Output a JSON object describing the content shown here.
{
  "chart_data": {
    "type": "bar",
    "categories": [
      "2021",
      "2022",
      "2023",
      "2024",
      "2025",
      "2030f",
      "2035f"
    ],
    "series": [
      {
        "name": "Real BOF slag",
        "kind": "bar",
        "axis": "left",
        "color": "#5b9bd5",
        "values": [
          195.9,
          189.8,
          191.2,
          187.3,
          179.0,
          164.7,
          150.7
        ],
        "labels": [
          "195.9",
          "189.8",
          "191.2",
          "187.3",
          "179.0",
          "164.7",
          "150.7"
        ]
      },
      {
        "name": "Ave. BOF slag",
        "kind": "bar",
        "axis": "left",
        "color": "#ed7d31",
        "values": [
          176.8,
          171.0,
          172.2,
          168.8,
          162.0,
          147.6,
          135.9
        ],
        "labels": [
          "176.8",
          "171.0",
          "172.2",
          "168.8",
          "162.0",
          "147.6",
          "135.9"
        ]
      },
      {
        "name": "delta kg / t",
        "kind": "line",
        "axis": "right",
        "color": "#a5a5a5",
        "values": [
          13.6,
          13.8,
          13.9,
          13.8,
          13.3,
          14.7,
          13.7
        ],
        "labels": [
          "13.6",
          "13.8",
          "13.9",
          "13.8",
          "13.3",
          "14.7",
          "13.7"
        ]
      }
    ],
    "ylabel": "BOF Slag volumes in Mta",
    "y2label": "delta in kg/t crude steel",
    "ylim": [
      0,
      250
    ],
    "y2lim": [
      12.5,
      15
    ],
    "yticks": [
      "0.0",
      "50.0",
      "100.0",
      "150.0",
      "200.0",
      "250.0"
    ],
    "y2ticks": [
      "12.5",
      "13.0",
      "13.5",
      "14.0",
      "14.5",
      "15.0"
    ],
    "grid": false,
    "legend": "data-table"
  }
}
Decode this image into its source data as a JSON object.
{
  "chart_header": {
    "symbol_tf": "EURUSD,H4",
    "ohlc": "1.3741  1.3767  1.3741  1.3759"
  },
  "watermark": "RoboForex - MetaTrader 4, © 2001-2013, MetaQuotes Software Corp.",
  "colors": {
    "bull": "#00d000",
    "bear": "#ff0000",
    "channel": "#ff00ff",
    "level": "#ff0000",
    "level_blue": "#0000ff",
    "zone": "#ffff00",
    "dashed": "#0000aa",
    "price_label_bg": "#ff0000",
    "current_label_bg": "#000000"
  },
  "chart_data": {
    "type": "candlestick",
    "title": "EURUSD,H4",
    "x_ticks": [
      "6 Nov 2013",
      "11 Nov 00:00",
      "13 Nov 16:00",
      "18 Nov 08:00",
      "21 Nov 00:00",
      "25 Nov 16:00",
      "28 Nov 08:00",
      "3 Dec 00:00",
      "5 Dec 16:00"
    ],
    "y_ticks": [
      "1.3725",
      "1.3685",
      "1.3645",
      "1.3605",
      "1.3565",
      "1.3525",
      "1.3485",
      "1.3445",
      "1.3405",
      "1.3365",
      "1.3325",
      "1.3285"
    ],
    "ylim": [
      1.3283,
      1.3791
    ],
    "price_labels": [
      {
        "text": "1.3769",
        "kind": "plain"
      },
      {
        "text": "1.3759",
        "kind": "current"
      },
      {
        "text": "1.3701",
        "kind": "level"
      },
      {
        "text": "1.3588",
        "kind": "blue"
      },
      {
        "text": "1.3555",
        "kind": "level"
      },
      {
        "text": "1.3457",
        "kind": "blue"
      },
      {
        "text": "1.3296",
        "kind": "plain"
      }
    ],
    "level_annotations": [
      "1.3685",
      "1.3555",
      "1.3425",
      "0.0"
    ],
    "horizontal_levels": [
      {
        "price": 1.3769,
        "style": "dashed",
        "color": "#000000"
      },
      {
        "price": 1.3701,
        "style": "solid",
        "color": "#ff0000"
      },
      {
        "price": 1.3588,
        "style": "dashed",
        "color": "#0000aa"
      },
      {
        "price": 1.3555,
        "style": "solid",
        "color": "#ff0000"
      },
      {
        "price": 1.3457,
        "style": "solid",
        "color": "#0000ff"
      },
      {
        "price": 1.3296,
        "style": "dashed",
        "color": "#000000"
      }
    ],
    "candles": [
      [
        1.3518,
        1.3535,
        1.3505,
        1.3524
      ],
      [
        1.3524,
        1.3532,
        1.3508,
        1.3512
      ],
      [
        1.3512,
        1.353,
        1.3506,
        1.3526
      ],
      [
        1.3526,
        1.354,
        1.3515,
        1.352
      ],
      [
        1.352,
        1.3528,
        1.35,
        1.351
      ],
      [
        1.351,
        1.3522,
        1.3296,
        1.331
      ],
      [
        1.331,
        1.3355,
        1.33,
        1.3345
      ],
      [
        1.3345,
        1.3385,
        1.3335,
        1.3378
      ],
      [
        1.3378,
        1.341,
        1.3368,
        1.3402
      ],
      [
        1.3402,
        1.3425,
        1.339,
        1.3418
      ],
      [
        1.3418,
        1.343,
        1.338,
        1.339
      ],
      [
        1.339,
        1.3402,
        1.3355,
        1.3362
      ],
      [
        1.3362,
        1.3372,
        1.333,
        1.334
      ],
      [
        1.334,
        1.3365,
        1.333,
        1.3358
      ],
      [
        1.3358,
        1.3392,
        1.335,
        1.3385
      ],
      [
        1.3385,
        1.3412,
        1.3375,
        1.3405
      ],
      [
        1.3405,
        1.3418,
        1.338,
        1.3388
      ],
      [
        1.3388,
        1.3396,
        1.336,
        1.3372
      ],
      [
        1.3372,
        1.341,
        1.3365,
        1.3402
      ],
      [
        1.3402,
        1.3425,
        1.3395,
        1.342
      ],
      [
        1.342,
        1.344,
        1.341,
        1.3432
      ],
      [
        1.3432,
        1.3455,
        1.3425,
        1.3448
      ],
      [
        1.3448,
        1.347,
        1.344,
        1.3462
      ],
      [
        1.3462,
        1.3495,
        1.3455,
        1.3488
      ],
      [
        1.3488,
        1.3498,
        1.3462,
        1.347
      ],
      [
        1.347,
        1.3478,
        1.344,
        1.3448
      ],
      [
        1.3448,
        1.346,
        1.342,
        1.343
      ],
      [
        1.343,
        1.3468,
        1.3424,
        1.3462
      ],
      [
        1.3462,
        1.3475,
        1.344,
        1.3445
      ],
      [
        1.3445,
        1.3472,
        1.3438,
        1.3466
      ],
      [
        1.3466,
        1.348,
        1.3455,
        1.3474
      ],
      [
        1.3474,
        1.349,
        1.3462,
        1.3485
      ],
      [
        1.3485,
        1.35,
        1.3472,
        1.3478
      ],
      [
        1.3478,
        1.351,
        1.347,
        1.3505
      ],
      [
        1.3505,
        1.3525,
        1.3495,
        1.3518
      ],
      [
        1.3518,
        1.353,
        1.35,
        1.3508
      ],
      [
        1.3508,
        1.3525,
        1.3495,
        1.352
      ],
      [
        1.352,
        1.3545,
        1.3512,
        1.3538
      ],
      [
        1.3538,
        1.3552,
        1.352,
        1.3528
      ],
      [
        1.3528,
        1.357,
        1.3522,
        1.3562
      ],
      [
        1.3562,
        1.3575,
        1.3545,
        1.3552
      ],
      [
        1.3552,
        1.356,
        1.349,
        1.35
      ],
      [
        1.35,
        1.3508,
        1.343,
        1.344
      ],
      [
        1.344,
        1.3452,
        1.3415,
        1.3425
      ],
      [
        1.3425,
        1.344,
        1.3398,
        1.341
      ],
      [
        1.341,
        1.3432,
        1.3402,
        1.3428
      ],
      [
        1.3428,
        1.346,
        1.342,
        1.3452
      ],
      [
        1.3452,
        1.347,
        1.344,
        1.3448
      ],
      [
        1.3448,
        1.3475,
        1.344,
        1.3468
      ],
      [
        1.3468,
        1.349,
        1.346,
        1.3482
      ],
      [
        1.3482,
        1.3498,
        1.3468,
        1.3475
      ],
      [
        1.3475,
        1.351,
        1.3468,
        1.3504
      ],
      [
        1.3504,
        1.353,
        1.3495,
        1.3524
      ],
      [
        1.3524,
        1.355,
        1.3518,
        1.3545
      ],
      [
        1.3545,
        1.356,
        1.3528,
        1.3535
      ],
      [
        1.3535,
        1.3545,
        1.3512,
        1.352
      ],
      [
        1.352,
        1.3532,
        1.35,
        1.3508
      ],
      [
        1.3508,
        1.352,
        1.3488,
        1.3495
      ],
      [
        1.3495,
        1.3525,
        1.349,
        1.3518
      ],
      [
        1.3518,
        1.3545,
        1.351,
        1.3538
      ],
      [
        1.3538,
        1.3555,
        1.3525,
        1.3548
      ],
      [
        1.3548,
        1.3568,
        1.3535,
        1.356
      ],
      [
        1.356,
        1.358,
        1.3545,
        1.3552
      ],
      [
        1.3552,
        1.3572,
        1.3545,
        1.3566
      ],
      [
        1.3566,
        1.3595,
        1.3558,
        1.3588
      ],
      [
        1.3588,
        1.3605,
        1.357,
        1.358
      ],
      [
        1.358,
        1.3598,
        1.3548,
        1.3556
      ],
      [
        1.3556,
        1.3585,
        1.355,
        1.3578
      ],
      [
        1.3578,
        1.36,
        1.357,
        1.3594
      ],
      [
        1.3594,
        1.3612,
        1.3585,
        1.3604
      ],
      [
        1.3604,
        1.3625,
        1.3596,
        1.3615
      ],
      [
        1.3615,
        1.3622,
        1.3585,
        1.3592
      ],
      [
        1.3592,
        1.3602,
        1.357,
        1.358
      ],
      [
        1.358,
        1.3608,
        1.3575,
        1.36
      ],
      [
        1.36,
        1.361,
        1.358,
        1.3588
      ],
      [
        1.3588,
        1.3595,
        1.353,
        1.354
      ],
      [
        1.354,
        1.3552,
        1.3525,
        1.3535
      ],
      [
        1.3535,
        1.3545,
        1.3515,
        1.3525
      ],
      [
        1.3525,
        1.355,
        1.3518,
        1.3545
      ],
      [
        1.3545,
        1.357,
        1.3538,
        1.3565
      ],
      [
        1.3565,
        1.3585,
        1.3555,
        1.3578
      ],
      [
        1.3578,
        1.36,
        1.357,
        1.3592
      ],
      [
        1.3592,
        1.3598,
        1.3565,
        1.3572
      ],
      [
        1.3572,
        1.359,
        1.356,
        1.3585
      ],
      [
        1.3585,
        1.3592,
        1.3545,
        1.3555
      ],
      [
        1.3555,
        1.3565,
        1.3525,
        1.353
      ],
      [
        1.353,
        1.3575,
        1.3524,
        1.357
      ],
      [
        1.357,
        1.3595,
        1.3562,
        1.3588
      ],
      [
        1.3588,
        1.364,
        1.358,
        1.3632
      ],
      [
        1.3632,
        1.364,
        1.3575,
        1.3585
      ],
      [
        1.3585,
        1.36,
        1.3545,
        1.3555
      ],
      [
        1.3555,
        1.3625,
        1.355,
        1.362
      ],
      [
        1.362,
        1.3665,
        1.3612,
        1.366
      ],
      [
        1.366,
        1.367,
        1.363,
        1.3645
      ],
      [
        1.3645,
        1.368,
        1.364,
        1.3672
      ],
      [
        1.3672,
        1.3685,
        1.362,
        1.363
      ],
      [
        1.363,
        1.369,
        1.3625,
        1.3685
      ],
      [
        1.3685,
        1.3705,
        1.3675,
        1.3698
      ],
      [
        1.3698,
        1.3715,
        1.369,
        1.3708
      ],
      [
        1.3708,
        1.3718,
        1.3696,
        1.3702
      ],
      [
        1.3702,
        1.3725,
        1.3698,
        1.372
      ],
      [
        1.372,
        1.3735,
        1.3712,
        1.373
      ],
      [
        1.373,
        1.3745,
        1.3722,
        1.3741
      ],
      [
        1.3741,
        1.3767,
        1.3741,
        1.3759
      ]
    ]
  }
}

● EXERCISE PROMPT
Pick each line holding the word "delta" out of the data and copy it.

● FULL OUTPUT
        "name": "delta kg / t",
    "y2label": "delta in kg/t crude steel",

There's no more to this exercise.